-- TASK --
Filter the records below for the word "text". Copy each line that holds it.

* Begin EXERCISE INPUT *

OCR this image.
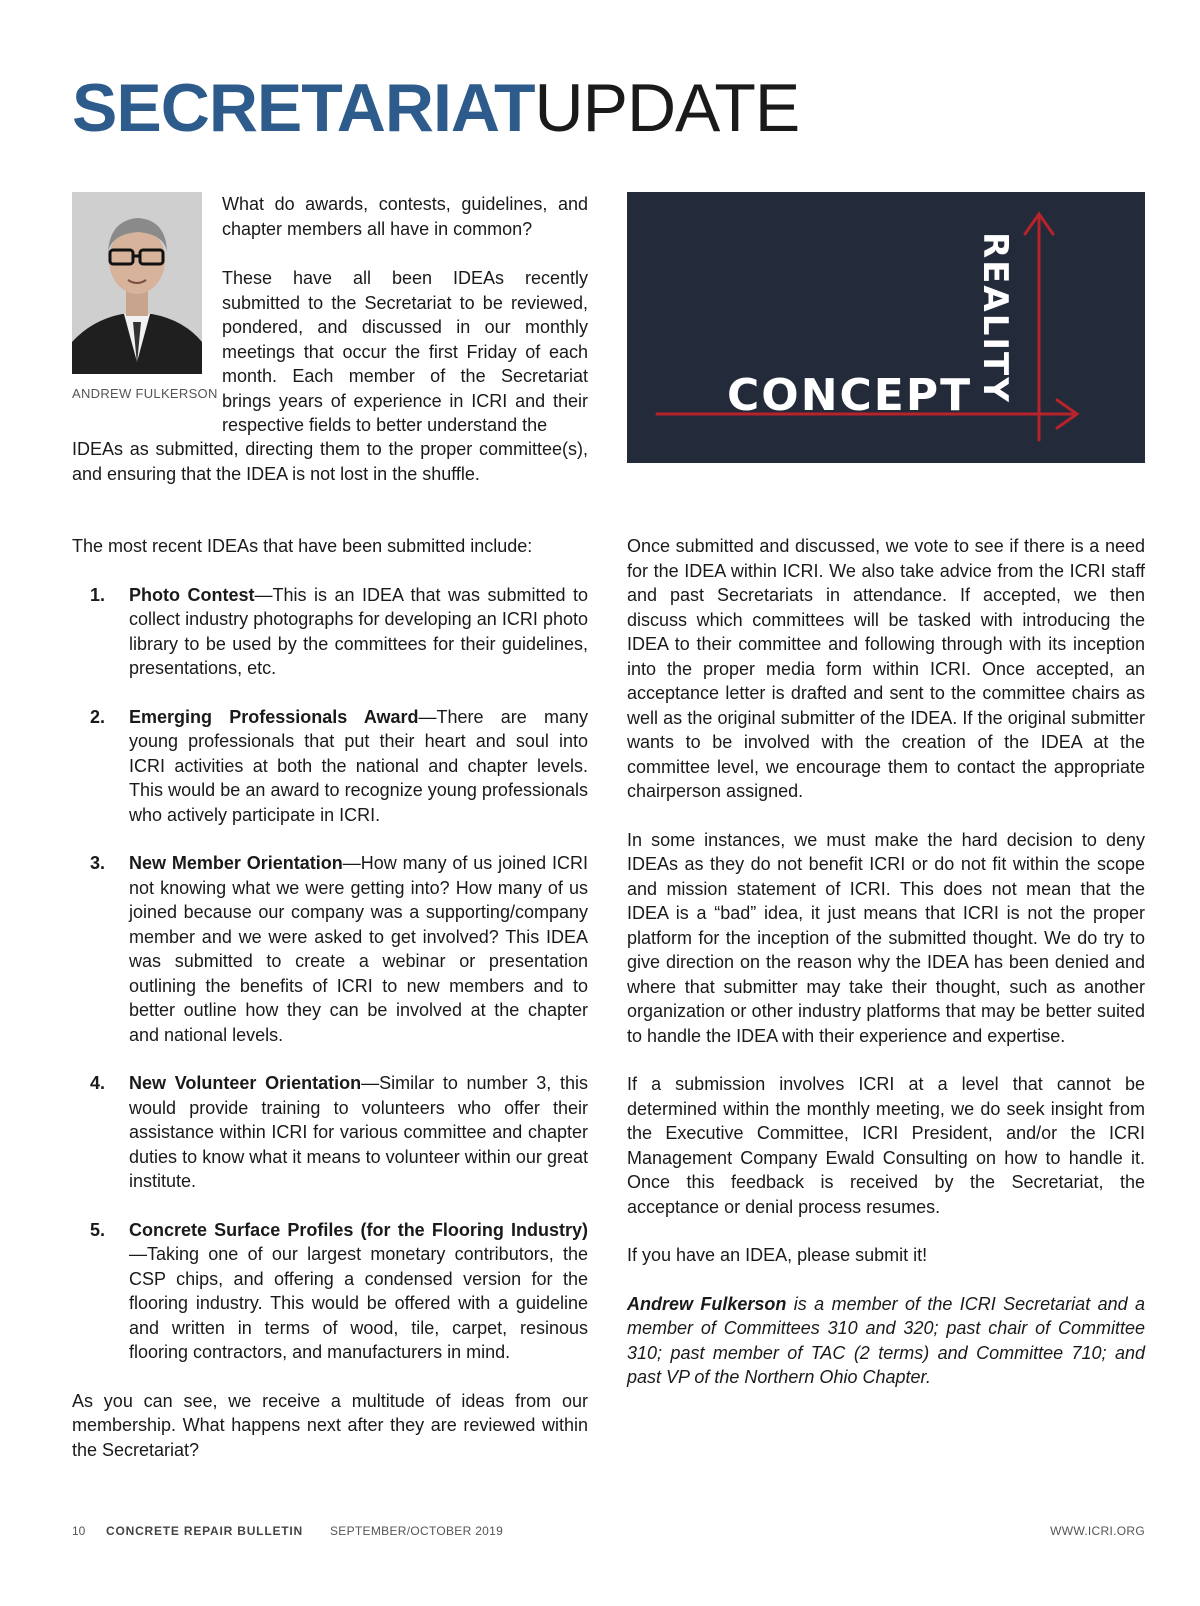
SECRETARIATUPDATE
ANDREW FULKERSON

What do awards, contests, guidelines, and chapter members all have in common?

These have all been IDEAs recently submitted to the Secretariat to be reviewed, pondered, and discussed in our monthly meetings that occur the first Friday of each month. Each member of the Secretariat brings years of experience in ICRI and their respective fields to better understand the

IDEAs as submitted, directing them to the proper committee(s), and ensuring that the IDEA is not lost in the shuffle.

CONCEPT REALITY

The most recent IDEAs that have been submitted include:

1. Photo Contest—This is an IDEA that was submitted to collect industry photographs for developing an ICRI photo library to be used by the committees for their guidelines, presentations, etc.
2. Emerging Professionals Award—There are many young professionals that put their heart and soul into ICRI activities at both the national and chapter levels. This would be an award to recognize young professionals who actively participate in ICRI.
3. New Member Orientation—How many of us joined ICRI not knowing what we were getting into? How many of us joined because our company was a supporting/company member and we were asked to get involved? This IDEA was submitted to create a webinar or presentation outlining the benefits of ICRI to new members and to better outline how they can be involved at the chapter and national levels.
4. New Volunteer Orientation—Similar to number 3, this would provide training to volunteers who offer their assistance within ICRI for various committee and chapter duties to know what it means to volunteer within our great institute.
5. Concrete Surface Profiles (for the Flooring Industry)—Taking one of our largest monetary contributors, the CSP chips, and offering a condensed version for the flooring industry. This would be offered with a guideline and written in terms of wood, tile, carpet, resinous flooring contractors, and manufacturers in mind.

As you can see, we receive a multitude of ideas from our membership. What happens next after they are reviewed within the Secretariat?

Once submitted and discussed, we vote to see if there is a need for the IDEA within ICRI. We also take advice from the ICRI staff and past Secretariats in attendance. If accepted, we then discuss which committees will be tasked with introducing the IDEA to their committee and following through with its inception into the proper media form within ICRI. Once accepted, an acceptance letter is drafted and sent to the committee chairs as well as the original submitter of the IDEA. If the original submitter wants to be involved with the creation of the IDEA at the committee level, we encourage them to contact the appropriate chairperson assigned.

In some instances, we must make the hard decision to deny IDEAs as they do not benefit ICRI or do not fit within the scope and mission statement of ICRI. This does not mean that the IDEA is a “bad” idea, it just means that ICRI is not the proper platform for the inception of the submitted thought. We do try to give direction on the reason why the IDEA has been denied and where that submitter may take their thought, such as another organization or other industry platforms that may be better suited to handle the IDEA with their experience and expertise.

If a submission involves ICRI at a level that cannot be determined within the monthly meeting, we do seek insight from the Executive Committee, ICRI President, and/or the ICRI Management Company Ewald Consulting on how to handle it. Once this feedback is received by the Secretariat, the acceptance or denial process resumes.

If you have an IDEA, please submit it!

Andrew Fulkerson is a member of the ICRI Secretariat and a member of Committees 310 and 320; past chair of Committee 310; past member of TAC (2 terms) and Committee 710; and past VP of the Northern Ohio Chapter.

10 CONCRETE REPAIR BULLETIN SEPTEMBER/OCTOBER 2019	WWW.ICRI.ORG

* End EXERCISE INPUT *
* Begin EXERCISE INPUT *

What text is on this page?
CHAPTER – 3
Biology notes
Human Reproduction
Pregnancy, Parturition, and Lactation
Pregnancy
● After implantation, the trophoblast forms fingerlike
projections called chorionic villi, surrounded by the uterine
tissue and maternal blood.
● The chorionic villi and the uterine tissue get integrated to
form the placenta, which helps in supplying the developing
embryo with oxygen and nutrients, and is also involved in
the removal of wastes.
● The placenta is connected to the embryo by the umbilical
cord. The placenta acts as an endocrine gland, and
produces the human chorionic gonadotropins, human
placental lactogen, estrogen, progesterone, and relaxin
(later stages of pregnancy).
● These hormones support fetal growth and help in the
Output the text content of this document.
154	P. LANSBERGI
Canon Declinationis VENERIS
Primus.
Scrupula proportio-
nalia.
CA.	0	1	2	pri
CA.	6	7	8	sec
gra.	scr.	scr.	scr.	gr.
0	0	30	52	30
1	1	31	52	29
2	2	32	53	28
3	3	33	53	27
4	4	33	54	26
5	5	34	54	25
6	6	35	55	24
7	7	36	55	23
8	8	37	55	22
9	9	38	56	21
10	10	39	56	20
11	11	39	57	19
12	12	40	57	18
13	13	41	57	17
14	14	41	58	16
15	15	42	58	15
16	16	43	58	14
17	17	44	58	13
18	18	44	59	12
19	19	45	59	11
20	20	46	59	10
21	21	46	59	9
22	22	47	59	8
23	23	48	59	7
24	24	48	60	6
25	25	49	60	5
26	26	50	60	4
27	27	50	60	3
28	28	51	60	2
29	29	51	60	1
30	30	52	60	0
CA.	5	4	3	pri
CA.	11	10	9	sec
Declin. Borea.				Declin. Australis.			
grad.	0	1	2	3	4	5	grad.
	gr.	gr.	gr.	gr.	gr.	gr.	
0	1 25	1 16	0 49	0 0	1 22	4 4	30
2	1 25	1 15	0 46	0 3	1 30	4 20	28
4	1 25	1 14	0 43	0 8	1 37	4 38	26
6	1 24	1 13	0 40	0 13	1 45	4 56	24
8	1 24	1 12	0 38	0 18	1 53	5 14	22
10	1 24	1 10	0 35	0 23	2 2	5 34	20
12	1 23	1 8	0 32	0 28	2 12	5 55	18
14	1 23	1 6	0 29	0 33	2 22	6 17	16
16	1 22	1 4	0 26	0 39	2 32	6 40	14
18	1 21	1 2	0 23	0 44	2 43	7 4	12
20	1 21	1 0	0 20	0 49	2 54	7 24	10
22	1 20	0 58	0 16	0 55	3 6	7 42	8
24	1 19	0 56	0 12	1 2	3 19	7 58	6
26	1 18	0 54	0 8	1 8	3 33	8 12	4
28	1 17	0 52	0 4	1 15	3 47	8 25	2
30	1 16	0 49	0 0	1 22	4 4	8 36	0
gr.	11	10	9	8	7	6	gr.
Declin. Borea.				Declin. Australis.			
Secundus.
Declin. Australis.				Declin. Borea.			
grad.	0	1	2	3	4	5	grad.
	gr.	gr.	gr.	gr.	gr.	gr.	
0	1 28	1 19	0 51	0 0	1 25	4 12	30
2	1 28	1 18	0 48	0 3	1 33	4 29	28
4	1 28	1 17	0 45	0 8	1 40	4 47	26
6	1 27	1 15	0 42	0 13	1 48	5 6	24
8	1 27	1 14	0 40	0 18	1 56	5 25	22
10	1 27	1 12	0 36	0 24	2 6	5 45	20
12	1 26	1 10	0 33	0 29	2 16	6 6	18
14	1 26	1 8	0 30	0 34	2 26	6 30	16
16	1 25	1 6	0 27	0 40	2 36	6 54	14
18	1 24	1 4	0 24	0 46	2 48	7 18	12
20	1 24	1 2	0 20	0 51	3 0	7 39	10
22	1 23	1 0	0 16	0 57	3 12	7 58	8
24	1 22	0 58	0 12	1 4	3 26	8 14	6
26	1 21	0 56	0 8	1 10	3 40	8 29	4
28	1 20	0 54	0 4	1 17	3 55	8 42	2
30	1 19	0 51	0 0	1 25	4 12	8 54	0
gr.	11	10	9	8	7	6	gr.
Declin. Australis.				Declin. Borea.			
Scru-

* End EXERCISE INPUT *

-- FINAL RESULT --
What text is on this page?
Output the text content of this document.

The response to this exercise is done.